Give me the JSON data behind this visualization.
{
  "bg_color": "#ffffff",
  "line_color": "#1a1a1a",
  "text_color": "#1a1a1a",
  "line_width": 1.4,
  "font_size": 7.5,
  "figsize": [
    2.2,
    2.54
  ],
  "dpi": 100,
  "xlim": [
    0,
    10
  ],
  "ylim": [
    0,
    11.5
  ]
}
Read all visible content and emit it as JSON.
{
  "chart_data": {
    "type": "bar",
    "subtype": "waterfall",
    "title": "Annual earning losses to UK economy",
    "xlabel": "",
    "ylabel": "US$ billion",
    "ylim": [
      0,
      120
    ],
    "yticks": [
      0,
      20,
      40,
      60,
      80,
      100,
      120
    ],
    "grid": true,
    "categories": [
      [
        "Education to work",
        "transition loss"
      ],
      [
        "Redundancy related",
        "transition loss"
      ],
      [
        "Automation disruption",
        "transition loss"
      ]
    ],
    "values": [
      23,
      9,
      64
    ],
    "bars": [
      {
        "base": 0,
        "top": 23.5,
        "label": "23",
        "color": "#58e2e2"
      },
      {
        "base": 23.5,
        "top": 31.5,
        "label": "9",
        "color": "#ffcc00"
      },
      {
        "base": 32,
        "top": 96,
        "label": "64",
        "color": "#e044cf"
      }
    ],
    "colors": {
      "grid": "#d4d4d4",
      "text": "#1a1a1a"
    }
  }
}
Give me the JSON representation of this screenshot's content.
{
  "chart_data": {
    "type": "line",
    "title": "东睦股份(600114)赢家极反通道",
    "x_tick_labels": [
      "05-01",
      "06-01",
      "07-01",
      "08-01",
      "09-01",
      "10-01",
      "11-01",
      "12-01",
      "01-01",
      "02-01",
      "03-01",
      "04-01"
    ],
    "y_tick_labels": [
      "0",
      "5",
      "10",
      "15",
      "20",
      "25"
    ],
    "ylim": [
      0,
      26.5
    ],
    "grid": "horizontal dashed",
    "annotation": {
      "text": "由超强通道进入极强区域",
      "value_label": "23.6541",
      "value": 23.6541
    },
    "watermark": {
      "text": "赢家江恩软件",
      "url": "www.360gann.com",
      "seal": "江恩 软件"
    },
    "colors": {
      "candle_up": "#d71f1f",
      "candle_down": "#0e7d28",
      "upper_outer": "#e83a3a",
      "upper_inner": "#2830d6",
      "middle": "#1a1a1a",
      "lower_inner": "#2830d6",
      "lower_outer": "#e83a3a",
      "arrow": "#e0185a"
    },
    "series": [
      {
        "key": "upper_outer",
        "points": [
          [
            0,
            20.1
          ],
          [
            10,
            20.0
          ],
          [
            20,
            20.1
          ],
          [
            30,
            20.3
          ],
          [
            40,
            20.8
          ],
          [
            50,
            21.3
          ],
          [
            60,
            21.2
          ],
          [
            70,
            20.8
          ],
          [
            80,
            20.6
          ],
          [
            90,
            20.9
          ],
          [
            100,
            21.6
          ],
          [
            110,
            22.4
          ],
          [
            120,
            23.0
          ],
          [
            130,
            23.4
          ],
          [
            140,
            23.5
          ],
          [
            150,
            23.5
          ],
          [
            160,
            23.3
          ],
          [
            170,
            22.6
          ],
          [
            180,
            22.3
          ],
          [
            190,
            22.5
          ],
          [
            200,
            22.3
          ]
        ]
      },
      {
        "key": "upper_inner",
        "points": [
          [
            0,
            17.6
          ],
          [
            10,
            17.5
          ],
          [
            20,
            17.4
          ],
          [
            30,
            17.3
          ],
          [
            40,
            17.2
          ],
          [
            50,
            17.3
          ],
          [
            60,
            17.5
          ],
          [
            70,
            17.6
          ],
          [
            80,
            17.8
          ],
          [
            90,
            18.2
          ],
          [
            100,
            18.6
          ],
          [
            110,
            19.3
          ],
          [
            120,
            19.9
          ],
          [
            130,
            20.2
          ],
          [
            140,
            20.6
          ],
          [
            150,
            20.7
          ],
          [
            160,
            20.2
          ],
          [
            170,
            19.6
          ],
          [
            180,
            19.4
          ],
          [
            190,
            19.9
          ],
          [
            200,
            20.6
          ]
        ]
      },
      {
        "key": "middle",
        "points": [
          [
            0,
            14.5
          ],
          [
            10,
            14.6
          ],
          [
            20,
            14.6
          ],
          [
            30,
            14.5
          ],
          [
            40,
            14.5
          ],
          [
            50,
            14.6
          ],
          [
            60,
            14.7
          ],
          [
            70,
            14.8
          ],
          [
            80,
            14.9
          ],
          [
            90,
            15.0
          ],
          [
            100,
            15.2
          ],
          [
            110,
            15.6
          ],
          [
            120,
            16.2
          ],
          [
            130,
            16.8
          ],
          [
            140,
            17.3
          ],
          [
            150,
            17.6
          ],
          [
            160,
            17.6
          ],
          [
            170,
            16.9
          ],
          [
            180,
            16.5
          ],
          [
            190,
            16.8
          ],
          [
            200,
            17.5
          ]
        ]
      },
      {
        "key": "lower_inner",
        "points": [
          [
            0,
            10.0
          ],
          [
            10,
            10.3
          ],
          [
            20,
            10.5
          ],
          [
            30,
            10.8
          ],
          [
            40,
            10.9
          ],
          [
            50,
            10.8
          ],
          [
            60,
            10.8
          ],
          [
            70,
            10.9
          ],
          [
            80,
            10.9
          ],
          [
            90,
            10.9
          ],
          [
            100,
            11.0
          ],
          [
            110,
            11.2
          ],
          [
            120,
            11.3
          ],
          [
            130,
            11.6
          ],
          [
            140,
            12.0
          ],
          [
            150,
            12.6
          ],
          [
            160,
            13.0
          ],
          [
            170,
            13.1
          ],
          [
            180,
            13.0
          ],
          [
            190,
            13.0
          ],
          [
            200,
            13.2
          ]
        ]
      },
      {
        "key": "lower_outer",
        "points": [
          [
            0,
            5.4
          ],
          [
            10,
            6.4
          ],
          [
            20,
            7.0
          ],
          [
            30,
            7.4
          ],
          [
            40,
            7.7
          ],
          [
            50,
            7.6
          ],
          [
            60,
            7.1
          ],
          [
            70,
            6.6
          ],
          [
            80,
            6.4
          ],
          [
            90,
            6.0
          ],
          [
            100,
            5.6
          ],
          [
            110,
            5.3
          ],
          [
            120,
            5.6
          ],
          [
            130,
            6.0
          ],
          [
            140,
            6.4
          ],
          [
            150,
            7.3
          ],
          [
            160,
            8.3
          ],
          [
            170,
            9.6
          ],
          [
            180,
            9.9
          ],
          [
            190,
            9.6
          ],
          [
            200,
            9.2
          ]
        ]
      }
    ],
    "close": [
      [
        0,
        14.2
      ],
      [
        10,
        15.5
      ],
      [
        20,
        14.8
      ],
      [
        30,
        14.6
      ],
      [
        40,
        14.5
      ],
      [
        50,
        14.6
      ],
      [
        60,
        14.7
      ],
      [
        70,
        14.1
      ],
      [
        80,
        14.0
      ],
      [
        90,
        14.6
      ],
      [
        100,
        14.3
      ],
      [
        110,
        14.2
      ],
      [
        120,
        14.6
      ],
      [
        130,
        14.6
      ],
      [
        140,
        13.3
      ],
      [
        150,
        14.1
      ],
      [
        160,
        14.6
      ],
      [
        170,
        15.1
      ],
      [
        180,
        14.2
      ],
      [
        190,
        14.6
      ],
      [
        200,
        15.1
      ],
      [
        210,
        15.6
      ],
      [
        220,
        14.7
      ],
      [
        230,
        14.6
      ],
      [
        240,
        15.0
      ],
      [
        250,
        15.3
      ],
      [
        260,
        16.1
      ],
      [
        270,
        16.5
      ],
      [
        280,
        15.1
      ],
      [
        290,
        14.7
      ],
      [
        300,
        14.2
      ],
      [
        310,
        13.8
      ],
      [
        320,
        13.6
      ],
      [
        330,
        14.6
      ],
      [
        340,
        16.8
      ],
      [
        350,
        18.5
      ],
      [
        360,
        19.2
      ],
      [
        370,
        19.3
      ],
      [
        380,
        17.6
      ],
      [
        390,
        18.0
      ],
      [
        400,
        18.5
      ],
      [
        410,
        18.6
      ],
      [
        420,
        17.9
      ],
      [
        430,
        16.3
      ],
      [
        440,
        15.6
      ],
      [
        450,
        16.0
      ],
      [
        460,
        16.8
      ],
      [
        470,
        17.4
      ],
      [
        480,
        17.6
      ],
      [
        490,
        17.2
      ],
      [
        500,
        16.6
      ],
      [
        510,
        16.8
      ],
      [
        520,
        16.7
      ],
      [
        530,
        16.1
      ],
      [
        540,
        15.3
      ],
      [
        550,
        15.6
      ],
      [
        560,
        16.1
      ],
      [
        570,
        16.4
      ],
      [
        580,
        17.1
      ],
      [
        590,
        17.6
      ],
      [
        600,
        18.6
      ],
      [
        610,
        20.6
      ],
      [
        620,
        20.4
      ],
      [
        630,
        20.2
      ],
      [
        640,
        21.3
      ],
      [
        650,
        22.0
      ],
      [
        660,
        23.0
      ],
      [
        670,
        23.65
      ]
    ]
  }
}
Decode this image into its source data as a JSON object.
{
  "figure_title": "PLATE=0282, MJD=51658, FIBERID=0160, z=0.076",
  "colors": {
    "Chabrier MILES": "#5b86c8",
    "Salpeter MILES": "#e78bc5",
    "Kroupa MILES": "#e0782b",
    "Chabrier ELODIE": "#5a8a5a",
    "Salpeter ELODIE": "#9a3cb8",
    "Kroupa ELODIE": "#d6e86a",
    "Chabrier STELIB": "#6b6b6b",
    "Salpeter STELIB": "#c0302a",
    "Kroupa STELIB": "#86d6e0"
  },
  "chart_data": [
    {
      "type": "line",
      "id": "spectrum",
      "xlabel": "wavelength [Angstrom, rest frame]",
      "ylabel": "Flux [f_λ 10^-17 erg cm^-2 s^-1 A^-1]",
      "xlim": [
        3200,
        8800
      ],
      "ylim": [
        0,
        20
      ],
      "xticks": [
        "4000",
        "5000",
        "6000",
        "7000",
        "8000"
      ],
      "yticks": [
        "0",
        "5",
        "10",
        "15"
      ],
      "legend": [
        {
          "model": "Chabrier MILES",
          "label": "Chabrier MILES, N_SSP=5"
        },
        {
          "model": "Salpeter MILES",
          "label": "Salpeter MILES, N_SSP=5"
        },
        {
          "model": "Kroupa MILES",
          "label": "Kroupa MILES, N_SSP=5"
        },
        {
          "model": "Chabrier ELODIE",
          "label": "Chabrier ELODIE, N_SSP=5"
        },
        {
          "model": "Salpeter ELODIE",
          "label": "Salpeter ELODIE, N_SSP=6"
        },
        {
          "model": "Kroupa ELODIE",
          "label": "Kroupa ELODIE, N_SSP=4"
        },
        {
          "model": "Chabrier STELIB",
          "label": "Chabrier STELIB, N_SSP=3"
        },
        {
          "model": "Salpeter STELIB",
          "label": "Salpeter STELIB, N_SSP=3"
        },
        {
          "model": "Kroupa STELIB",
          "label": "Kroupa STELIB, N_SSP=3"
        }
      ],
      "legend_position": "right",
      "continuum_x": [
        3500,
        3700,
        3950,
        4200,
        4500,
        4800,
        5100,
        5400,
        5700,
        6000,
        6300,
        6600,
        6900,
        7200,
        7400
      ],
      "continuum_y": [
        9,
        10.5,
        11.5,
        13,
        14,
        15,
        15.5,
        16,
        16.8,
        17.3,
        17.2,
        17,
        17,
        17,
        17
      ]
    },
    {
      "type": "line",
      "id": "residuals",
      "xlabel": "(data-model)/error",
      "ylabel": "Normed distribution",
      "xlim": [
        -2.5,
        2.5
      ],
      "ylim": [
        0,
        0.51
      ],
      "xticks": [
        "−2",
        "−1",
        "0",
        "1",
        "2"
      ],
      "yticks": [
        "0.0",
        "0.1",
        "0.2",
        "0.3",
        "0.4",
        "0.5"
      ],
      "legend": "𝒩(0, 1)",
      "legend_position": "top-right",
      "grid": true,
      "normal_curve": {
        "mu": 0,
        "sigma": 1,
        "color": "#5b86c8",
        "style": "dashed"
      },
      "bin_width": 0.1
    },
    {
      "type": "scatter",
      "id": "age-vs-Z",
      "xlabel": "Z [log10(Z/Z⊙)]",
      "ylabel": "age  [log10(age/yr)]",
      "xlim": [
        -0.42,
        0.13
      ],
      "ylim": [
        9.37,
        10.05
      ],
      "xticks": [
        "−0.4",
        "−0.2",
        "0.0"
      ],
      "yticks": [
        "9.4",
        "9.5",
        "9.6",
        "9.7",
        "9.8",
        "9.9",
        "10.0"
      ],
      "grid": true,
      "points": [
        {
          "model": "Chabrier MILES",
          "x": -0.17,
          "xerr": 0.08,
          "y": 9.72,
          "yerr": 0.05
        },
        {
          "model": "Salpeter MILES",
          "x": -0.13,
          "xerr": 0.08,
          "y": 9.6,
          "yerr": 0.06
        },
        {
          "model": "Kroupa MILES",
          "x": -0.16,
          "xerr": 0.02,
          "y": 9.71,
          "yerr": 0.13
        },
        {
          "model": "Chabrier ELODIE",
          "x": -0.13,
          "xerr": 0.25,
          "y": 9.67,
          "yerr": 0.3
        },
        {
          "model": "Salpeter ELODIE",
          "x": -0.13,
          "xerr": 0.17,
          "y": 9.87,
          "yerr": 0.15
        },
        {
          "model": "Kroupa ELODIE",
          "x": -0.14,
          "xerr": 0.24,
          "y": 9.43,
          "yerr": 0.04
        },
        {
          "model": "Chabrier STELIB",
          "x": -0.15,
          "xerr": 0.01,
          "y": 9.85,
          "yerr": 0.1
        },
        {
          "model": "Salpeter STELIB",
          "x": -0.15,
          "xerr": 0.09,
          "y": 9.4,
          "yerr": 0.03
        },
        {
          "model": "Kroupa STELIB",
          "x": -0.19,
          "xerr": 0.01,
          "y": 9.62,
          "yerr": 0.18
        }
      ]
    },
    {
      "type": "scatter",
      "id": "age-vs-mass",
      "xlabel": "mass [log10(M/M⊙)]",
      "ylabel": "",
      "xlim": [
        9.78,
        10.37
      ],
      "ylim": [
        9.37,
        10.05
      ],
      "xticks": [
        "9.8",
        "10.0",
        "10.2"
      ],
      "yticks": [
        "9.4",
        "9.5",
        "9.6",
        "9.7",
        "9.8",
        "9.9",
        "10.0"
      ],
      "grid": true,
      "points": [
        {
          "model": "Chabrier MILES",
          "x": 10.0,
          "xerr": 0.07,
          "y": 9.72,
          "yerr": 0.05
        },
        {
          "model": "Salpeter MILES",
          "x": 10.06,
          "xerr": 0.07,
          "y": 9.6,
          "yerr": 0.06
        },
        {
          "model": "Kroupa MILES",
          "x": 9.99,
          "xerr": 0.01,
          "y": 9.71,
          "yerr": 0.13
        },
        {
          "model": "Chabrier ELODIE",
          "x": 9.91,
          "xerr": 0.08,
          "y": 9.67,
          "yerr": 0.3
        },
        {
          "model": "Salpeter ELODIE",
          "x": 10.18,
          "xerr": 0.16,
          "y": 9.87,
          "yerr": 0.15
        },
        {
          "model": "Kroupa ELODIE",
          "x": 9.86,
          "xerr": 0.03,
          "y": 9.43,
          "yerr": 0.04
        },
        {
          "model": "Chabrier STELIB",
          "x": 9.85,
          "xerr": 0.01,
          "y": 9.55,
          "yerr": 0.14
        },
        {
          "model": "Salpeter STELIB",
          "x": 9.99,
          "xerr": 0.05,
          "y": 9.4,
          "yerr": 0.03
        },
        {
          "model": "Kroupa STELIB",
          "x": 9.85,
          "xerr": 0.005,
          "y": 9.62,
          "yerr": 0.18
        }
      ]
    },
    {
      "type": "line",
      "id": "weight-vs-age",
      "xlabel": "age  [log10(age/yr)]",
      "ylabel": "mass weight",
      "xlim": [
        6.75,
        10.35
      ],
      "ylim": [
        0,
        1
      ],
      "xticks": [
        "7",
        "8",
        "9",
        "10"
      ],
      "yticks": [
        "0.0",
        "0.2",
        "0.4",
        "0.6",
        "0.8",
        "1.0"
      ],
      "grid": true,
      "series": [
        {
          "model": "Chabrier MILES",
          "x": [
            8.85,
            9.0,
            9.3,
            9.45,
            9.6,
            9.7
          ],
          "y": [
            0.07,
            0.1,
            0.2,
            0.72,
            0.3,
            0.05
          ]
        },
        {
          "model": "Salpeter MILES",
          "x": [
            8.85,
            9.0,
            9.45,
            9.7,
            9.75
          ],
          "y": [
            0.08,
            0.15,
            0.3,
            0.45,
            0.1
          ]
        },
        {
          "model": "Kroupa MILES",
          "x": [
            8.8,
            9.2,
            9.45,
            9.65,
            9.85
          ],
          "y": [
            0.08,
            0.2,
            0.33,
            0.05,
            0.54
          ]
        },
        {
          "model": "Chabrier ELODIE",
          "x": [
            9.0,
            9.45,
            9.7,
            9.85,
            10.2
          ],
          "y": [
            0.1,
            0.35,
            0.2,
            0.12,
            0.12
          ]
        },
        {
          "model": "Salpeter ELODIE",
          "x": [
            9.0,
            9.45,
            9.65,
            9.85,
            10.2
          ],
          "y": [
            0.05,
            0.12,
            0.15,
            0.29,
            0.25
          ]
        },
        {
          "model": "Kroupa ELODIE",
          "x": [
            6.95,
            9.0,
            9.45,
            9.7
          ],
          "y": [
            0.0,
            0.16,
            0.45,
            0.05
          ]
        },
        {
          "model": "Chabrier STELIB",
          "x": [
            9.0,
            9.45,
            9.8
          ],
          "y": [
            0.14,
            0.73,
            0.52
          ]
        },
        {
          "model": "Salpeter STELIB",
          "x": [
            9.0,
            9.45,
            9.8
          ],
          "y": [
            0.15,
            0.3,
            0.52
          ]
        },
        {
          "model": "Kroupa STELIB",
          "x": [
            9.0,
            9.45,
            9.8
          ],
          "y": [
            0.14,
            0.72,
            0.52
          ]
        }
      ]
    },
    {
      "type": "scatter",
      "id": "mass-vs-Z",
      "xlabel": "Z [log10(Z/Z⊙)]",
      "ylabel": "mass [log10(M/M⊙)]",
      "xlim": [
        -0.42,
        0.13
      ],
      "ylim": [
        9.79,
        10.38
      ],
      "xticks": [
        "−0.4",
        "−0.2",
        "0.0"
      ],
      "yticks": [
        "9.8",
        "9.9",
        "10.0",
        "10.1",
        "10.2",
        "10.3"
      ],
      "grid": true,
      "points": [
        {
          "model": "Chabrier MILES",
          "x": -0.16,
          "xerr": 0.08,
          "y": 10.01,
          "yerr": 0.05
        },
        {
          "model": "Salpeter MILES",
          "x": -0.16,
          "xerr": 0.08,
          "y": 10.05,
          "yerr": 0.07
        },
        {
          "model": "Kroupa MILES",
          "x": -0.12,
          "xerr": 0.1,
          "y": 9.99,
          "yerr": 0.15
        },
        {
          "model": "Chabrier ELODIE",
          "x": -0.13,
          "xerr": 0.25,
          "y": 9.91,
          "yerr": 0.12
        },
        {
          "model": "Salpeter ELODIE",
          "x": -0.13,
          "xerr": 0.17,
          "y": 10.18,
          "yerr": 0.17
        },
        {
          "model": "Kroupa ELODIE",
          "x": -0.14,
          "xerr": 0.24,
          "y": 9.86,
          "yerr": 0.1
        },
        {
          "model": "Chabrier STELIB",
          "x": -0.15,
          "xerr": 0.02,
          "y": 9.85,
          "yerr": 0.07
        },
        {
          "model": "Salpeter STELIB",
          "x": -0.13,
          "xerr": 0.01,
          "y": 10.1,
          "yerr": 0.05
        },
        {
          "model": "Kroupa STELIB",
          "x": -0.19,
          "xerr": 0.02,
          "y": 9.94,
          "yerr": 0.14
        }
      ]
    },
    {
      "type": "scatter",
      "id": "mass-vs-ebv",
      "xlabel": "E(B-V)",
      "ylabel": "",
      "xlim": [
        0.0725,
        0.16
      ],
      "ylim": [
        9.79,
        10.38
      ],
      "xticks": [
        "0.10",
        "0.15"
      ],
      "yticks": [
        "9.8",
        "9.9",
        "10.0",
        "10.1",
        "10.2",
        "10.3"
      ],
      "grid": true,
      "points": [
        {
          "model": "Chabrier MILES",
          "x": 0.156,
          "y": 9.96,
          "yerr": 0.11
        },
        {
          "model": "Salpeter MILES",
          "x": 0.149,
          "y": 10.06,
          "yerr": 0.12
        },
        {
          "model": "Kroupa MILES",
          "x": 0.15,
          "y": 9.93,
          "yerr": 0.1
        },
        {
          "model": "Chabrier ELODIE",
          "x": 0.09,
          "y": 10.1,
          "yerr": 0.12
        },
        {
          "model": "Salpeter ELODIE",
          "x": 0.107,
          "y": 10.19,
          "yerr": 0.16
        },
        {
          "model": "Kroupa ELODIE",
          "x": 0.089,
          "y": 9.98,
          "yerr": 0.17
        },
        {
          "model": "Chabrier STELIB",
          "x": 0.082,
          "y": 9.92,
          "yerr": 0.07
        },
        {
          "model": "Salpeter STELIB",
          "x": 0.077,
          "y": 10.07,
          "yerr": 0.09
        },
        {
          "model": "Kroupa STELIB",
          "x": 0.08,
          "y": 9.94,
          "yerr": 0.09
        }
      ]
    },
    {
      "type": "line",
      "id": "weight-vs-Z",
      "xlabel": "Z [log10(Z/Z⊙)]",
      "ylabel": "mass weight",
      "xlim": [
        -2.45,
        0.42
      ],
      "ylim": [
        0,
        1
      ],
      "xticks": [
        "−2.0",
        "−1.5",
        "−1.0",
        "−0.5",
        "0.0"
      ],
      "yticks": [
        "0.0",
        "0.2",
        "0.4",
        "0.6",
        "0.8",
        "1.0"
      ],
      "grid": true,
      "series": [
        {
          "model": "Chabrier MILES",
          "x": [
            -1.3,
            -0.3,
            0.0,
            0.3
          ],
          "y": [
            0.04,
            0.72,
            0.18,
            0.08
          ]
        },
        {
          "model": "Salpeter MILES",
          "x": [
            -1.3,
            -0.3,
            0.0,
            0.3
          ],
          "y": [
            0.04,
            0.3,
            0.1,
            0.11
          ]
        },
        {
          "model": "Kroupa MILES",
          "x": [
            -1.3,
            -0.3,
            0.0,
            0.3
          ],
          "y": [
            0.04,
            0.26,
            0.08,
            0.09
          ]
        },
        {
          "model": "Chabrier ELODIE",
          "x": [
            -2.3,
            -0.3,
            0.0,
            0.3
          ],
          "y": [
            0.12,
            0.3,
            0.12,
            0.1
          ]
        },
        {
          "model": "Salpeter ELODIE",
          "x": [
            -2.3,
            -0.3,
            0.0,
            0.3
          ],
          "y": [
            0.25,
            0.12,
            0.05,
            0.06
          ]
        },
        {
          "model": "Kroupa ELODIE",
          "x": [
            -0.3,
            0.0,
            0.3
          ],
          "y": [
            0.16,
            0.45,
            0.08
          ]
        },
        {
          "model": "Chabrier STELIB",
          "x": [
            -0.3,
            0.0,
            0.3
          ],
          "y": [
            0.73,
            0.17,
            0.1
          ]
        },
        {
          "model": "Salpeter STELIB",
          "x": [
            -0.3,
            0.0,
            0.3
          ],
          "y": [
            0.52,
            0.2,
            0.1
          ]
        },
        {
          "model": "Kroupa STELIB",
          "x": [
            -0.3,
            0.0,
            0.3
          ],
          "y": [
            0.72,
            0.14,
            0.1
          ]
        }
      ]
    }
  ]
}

WORK TO BE COMPLETED
Identify how many lines in the entries above include the string "right", then state that number alone.

WRITTEN RESPONSE
2